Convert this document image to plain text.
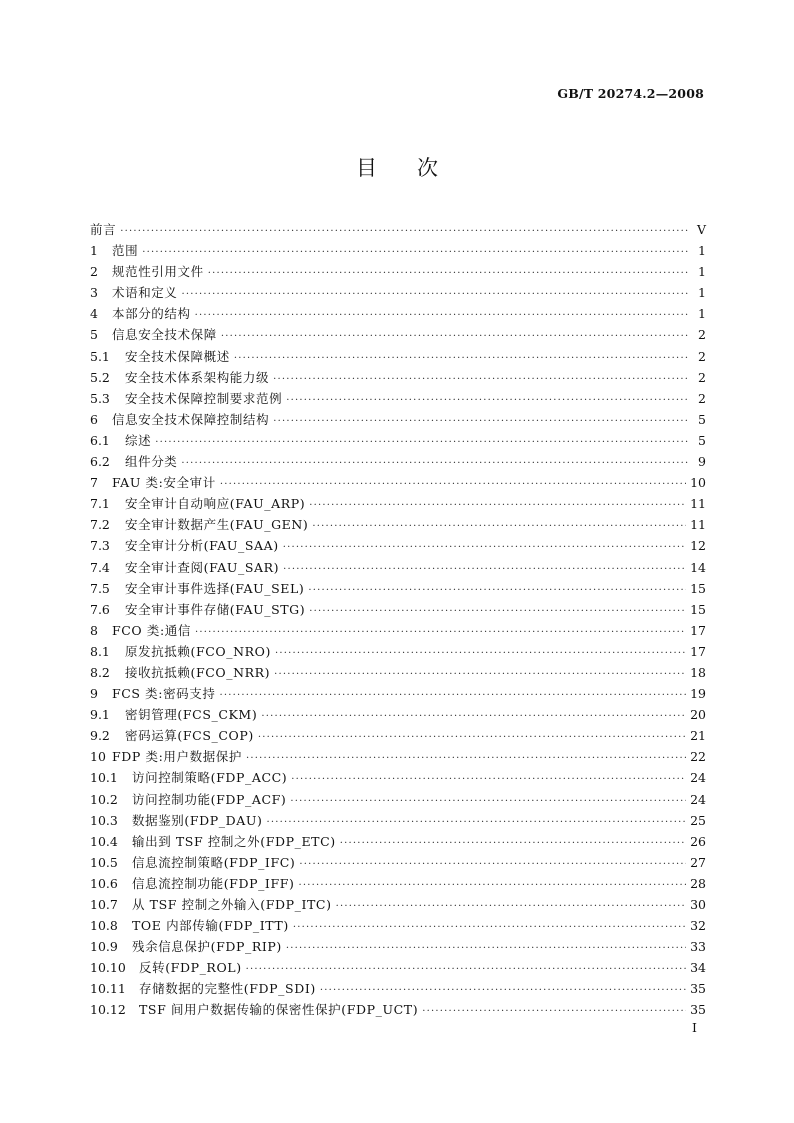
GB/T 20274.2—2008
目次
前言 ·····	V
1	范围 ·····	1
2	规范性引用文件 ·····	1
3	术语和定义 ·····	1
4	本部分的结构 ·····	1
5	信息安全技术保障 ·····	2
5.1	安全技术保障概述 ·····	2
5.2	安全技术体系架构能力级 ·····	2
5.3	安全技术保障控制要求范例 ·····	2
6	信息安全技术保障控制结构 ·····	5
6.1	综述 ·····	5
6.2	组件分类 ·····	9
7	FAU 类:安全审计 ·····	10
7.1	安全审计自动响应(FAU_ARP) ·····	11
7.2	安全审计数据产生(FAU_GEN) ·····	11
7.3	安全审计分析(FAU_SAA) ·····	12
7.4	安全审计查阅(FAU_SAR) ·····	14
7.5	安全审计事件选择(FAU_SEL) ·····	15
7.6	安全审计事件存储(FAU_STG) ·····	15
8	FCO 类:通信 ·····	17
8.1	原发抗抵赖(FCO_NRO) ·····	17
8.2	接收抗抵赖(FCO_NRR) ·····	18
9	FCS 类:密码支持 ·····	19
9.1	密钥管理(FCS_CKM) ·····	20
9.2	密码运算(FCS_COP) ·····	21
10 FDP 类:用户数据保护 ·····	22
10.1	访问控制策略(FDP_ACC) ·····	24
10.2	访问控制功能(FDP_ACF) ·····	24
10.3	数据鉴别(FDP_DAU) ·····	25
10.4	输出到 TSF 控制之外(FDP_ETC) ·····	26
10.5	信息流控制策略(FDP_IFC) ·····	27
10.6	信息流控制功能(FDP_IFF) ·····	28
10.7	从 TSF 控制之外输入(FDP_ITC) ·····	30
10.8	TOE 内部传输(FDP_ITT) ·····	32
10.9	残余信息保护(FDP_RIP) ·····	33
10.10	反转(FDP_ROL) ·····	34
10.11	存储数据的完整性(FDP_SDI) ·····	35
10.12	TSF 间用户数据传输的保密性保护(FDP_UCT) ·····	35
I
◆ ◆ ◆ ◆ ◆
--- REQUEST ---
Write out each line again precisely as it appears, skipping every picture.

--- THE ANSWER ---
Convert this document image to plain text.
GB/T 20274.2—2008
目次
前言 ·····	V
1	范围 ·····	1
2	规范性引用文件 ·····	1
3	术语和定义 ·····	1
4	本部分的结构 ·····	1
5	信息安全技术保障 ·····	2
5.1	安全技术保障概述 ·····	2
5.2	安全技术体系架构能力级 ·····	2
5.3	安全技术保障控制要求范例 ·····	2
6	信息安全技术保障控制结构 ·····	5
6.1	综述 ·····	5
6.2	组件分类 ·····	9
7	FAU 类:安全审计 ·····	10
7.1	安全审计自动响应(FAU_ARP) ·····	11
7.2	安全审计数据产生(FAU_GEN) ·····	11
7.3	安全审计分析(FAU_SAA) ·····	12
7.4	安全审计查阅(FAU_SAR) ·····	14
7.5	安全审计事件选择(FAU_SEL) ·····	15
7.6	安全审计事件存储(FAU_STG) ·····	15
8	FCO 类:通信 ·····	17
8.1	原发抗抵赖(FCO_NRO) ·····	17
8.2	接收抗抵赖(FCO_NRR) ·····	18
9	FCS 类:密码支持 ·····	19
9.1	密钥管理(FCS_CKM) ·····	20
9.2	密码运算(FCS_COP) ·····	21
10 FDP 类:用户数据保护 ·····	22
10.1	访问控制策略(FDP_ACC) ·····	24
10.2	访问控制功能(FDP_ACF) ·····	24
10.3	数据鉴别(FDP_DAU) ·····	25
10.4	输出到 TSF 控制之外(FDP_ETC) ·····	26
10.5	信息流控制策略(FDP_IFC) ·····	27
10.6	信息流控制功能(FDP_IFF) ·····	28
10.7	从 TSF 控制之外输入(FDP_ITC) ·····	30
10.8	TOE 内部传输(FDP_ITT) ·····	32
10.9	残余信息保护(FDP_RIP) ·····	33
10.10	反转(FDP_ROL) ·····	34
10.11	存储数据的完整性(FDP_SDI) ·····	35
10.12	TSF 间用户数据传输的保密性保护(FDP_UCT) ·····	35
I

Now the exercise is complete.